▸ EXERCISE PROMPT: Retype all of the data below line for line, without changing anything, and leave the pictures out of your answer.
>> begin SOURCE MATERIAL
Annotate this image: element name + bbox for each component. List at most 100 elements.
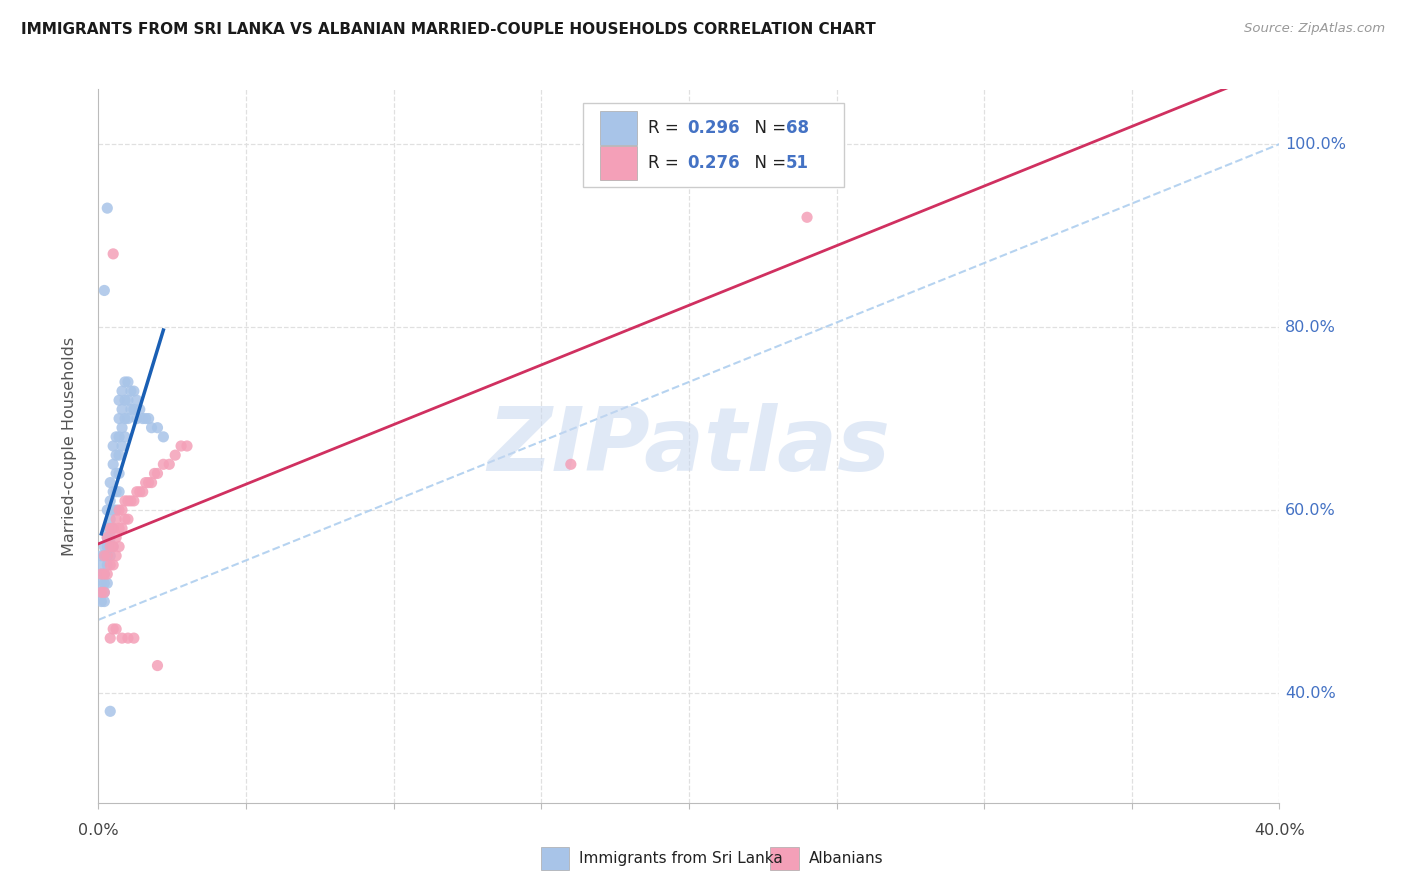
- Point: [138, 475, 160, 490]
- Point: [111, 402, 134, 417]
- Point: [117, 393, 139, 408]
- Point: [105, 531, 128, 545]
- Text: IMMIGRANTS FROM SRI LANKA VS ALBANIAN MARRIED-COUPLE HOUSEHOLDS CORRELATION CHAR: IMMIGRANTS FROM SRI LANKA VS ALBANIAN MA…: [21, 22, 876, 37]
- Point: [108, 484, 131, 499]
- Point: [111, 631, 134, 645]
- Point: [93, 567, 115, 582]
- Point: [111, 384, 134, 398]
- Point: [98, 558, 121, 572]
- Text: Source: ZipAtlas.com: Source: ZipAtlas.com: [1244, 22, 1385, 36]
- Point: [96, 558, 118, 572]
- Text: N =: N =: [744, 154, 792, 172]
- Point: [128, 402, 150, 417]
- Point: [114, 512, 136, 526]
- Point: [90, 585, 112, 599]
- Point: [98, 631, 121, 645]
- Point: [114, 411, 136, 425]
- Point: [165, 448, 187, 462]
- Point: [122, 402, 145, 417]
- Text: 51: 51: [786, 154, 808, 172]
- Point: [108, 411, 131, 425]
- Text: N =: N =: [744, 119, 792, 136]
- Point: [138, 411, 160, 425]
- Point: [111, 420, 134, 434]
- Text: R =: R =: [648, 119, 685, 136]
- Point: [103, 458, 125, 472]
- Point: [117, 375, 139, 389]
- Point: [122, 631, 145, 645]
- Point: [103, 540, 125, 554]
- Point: [108, 540, 131, 554]
- Point: [96, 549, 118, 563]
- Point: [111, 521, 134, 535]
- Point: [93, 576, 115, 591]
- Point: [90, 594, 112, 608]
- Text: 68: 68: [786, 119, 808, 136]
- Point: [560, 458, 582, 472]
- Text: 100.0%: 100.0%: [1285, 136, 1347, 152]
- Point: [93, 549, 115, 563]
- Point: [103, 521, 125, 535]
- Point: [125, 411, 148, 425]
- Point: [146, 420, 169, 434]
- Point: [105, 448, 128, 462]
- Point: [122, 494, 145, 508]
- Point: [108, 393, 131, 408]
- Point: [125, 484, 148, 499]
- Point: [146, 658, 169, 673]
- Point: [114, 494, 136, 508]
- Point: [120, 384, 142, 398]
- Point: [141, 420, 163, 434]
- Point: [98, 540, 121, 554]
- Point: [98, 531, 121, 545]
- Point: [103, 439, 125, 453]
- Point: [152, 458, 174, 472]
- Point: [135, 475, 157, 490]
- Text: ZIPatlas: ZIPatlas: [488, 402, 890, 490]
- Point: [93, 540, 115, 554]
- Point: [93, 567, 115, 582]
- Point: [103, 503, 125, 517]
- Text: Immigrants from Sri Lanka: Immigrants from Sri Lanka: [579, 851, 783, 865]
- Point: [105, 484, 128, 499]
- Point: [93, 284, 115, 298]
- Point: [108, 448, 131, 462]
- Point: [90, 567, 112, 582]
- Point: [796, 211, 818, 225]
- Point: [98, 704, 121, 718]
- Point: [125, 393, 148, 408]
- Text: 40.0%: 40.0%: [1285, 686, 1336, 700]
- Point: [98, 549, 121, 563]
- Point: [98, 494, 121, 508]
- Point: [114, 430, 136, 444]
- Point: [93, 585, 115, 599]
- Text: 0.0%: 0.0%: [79, 823, 118, 838]
- Point: [103, 558, 125, 572]
- Point: [117, 494, 139, 508]
- Point: [103, 247, 125, 261]
- Point: [103, 622, 125, 636]
- Point: [120, 494, 142, 508]
- Point: [122, 384, 145, 398]
- Point: [98, 521, 121, 535]
- Point: [152, 430, 174, 444]
- Point: [111, 503, 134, 517]
- Point: [111, 439, 134, 453]
- Point: [105, 467, 128, 481]
- Point: [108, 467, 131, 481]
- Point: [157, 458, 180, 472]
- Point: [93, 585, 115, 599]
- Point: [96, 567, 118, 582]
- Point: [128, 484, 150, 499]
- Point: [108, 503, 131, 517]
- Text: 80.0%: 80.0%: [1285, 319, 1336, 334]
- Y-axis label: Married-couple Households: Married-couple Households: [62, 336, 77, 556]
- Point: [90, 558, 112, 572]
- Point: [132, 484, 155, 499]
- Point: [103, 484, 125, 499]
- Text: 40.0%: 40.0%: [1254, 823, 1305, 838]
- Point: [96, 531, 118, 545]
- Point: [98, 475, 121, 490]
- Point: [105, 430, 128, 444]
- Point: [132, 411, 155, 425]
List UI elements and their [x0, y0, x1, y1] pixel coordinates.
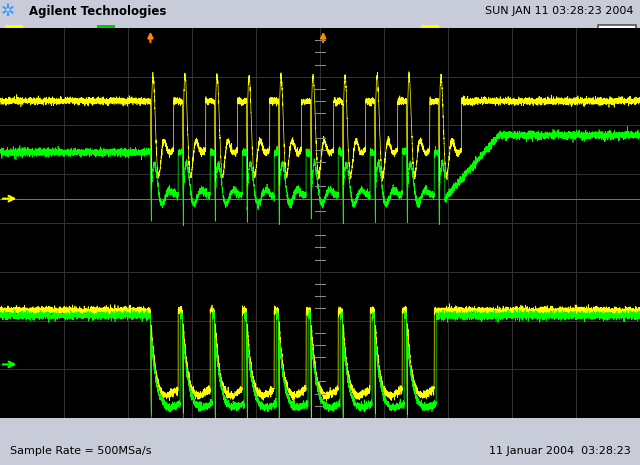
Text: ⬆: ⬆: [403, 29, 410, 40]
Text: 500mV/: 500mV/: [26, 29, 63, 40]
FancyBboxPatch shape: [421, 26, 439, 44]
FancyBboxPatch shape: [97, 26, 115, 44]
Text: ⚡: ⚡: [613, 29, 621, 40]
FancyBboxPatch shape: [5, 26, 23, 44]
Text: 1.50 V: 1.50 V: [442, 29, 473, 40]
Text: SUN JAN 11 03:28:23 2004: SUN JAN 11 03:28:23 2004: [485, 6, 634, 16]
Text: Agilent Technologies: Agilent Technologies: [29, 5, 166, 18]
Text: ✲: ✲: [257, 28, 268, 41]
Text: 1: 1: [10, 29, 18, 40]
Text: 1.79 us: 1.79 us: [291, 29, 327, 40]
Text: ✲: ✲: [1, 2, 15, 20]
Text: DC: DC: [151, 35, 162, 44]
FancyBboxPatch shape: [598, 25, 636, 44]
Text: 2: 2: [102, 29, 109, 40]
Text: DC: DC: [60, 35, 70, 44]
Text: 1: 1: [426, 29, 434, 40]
Text: 500mV/: 500mV/: [117, 29, 155, 40]
Text: Trig'd: Trig'd: [355, 29, 381, 40]
Text: 11 Januar 2004  03:28:23: 11 Januar 2004 03:28:23: [489, 446, 630, 456]
Text: 500 ns/: 500 ns/: [198, 29, 235, 40]
Text: Sample Rate = 500MSa/s: Sample Rate = 500MSa/s: [10, 446, 151, 456]
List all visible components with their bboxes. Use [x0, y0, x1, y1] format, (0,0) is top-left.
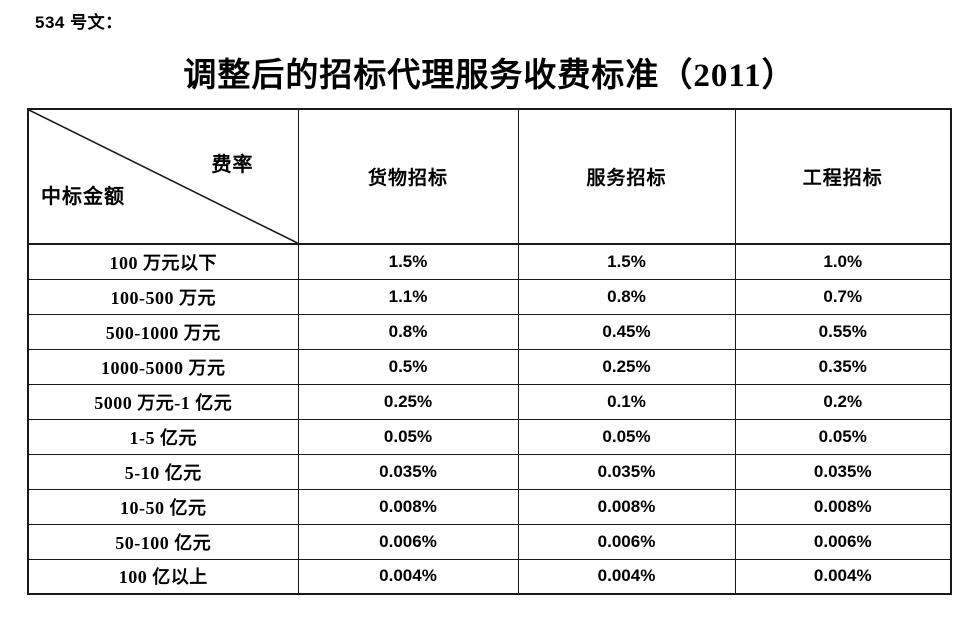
>> end SOURCE MATERIAL
▸ REPLY TO THE EXERCISE:
Annotate this image: element name + bbox for each component. List at most 100 elements.
- Point: [138, 475, 160, 490]
- Point: [111, 402, 134, 417]
- Point: [117, 393, 139, 408]
- Point: [105, 531, 128, 545]
- Text: IMMIGRANTS FROM SRI LANKA VS ALBANIAN MARRIED-COUPLE HOUSEHOLDS CORRELATION CHAR: IMMIGRANTS FROM SRI LANKA VS ALBANIAN MA…: [21, 22, 876, 37]
- Point: [108, 484, 131, 499]
- Point: [111, 631, 134, 645]
- Point: [93, 567, 115, 582]
- Point: [111, 384, 134, 398]
- Point: [98, 558, 121, 572]
- Text: Source: ZipAtlas.com: Source: ZipAtlas.com: [1244, 22, 1385, 36]
- Point: [96, 558, 118, 572]
- Text: N =: N =: [744, 154, 792, 172]
- Point: [128, 402, 150, 417]
- Point: [114, 512, 136, 526]
- Point: [90, 585, 112, 599]
- Point: [98, 631, 121, 645]
- Point: [114, 411, 136, 425]
- Point: [165, 448, 187, 462]
- Point: [122, 402, 145, 417]
- Text: 51: 51: [786, 154, 808, 172]
- Point: [108, 411, 131, 425]
- Text: N =: N =: [744, 119, 792, 136]
- Point: [138, 411, 160, 425]
- Point: [111, 420, 134, 434]
- Text: R =: R =: [648, 119, 685, 136]
- Point: [103, 458, 125, 472]
- Point: [117, 375, 139, 389]
- Point: [122, 631, 145, 645]
- Point: [103, 540, 125, 554]
- Point: [108, 540, 131, 554]
- Point: [96, 549, 118, 563]
- Point: [111, 521, 134, 535]
- Point: [93, 576, 115, 591]
- Point: [90, 594, 112, 608]
- Text: 68: 68: [786, 119, 808, 136]
- Point: [560, 458, 582, 472]
- Text: 100.0%: 100.0%: [1285, 136, 1347, 152]
- Point: [93, 549, 115, 563]
- Point: [103, 521, 125, 535]
- Point: [125, 411, 148, 425]
- Point: [146, 420, 169, 434]
- Point: [105, 448, 128, 462]
- Point: [122, 494, 145, 508]
- Point: [108, 393, 131, 408]
- Point: [125, 484, 148, 499]
- Point: [146, 658, 169, 673]
- Point: [114, 494, 136, 508]
- Point: [120, 384, 142, 398]
- Point: [141, 420, 163, 434]
- Point: [98, 540, 121, 554]
- Point: [98, 531, 121, 545]
- Point: [103, 439, 125, 453]
- Point: [152, 458, 174, 472]
- Point: [135, 475, 157, 490]
- Text: ZIPatlas: ZIPatlas: [488, 402, 890, 490]
- Point: [93, 540, 115, 554]
- Point: [93, 567, 115, 582]
- Point: [103, 503, 125, 517]
- Text: Immigrants from Sri Lanka: Immigrants from Sri Lanka: [579, 851, 783, 865]
- Point: [105, 484, 128, 499]
- Point: [93, 284, 115, 298]
- Point: [108, 448, 131, 462]
- Point: [90, 567, 112, 582]
- Point: [796, 211, 818, 225]
- Point: [98, 704, 121, 718]
- Point: [125, 393, 148, 408]
- Text: 40.0%: 40.0%: [1285, 686, 1336, 700]
- Point: [98, 549, 121, 563]
- Point: [98, 494, 121, 508]
- Point: [114, 430, 136, 444]
- Point: [93, 585, 115, 599]
- Text: 0.0%: 0.0%: [79, 823, 118, 838]
- Point: [103, 558, 125, 572]
- Point: [117, 494, 139, 508]
- Point: [103, 247, 125, 261]
- Point: [103, 622, 125, 636]
- Point: [120, 494, 142, 508]
- Point: [122, 384, 145, 398]
- Point: [98, 521, 121, 535]
- Point: [152, 430, 174, 444]
- Point: [111, 503, 134, 517]
- Point: [111, 439, 134, 453]
- Point: [105, 467, 128, 481]
- Point: [108, 467, 131, 481]
- Point: [157, 458, 180, 472]
- Point: [93, 585, 115, 599]
- Point: [96, 567, 118, 582]
- Point: [128, 484, 150, 499]
- Point: [108, 503, 131, 517]
- Text: 80.0%: 80.0%: [1285, 319, 1336, 334]
- Y-axis label: Married-couple Households: Married-couple Households: [62, 336, 77, 556]
- Point: [90, 558, 112, 572]
- Point: [132, 484, 155, 499]
- Point: [103, 484, 125, 499]
- Text: 40.0%: 40.0%: [1254, 823, 1305, 838]
- Point: [96, 531, 118, 545]
- Point: [98, 475, 121, 490]
- Point: [105, 430, 128, 444]
- Point: [132, 411, 155, 425]
List UI elements and their [x0, y0, x1, y1] pixel coordinates.
Text: ⬆: ⬆: [403, 29, 410, 40]
Text: 500mV/: 500mV/: [26, 29, 63, 40]
FancyBboxPatch shape: [421, 26, 439, 44]
FancyBboxPatch shape: [97, 26, 115, 44]
Text: ⚡: ⚡: [613, 29, 621, 40]
FancyBboxPatch shape: [5, 26, 23, 44]
Text: 1.50 V: 1.50 V: [442, 29, 473, 40]
Text: SUN JAN 11 03:28:23 2004: SUN JAN 11 03:28:23 2004: [485, 6, 634, 16]
Text: Agilent Technologies: Agilent Technologies: [29, 5, 166, 18]
Text: ✲: ✲: [257, 28, 268, 41]
Text: 1: 1: [10, 29, 18, 40]
Text: 1.79 us: 1.79 us: [291, 29, 327, 40]
Text: ✲: ✲: [1, 2, 15, 20]
Text: DC: DC: [151, 35, 162, 44]
FancyBboxPatch shape: [598, 25, 636, 44]
Text: 2: 2: [102, 29, 109, 40]
Text: DC: DC: [60, 35, 70, 44]
Text: 1: 1: [426, 29, 434, 40]
Text: 500mV/: 500mV/: [117, 29, 155, 40]
Text: Trig'd: Trig'd: [355, 29, 381, 40]
Text: 11 Januar 2004  03:28:23: 11 Januar 2004 03:28:23: [489, 446, 630, 456]
Text: 500 ns/: 500 ns/: [198, 29, 235, 40]
Text: Sample Rate = 500MSa/s: Sample Rate = 500MSa/s: [10, 446, 151, 456]
List all visible components with their bboxes. Use [x0, y0, x1, y1] format, (0,0) is top-left.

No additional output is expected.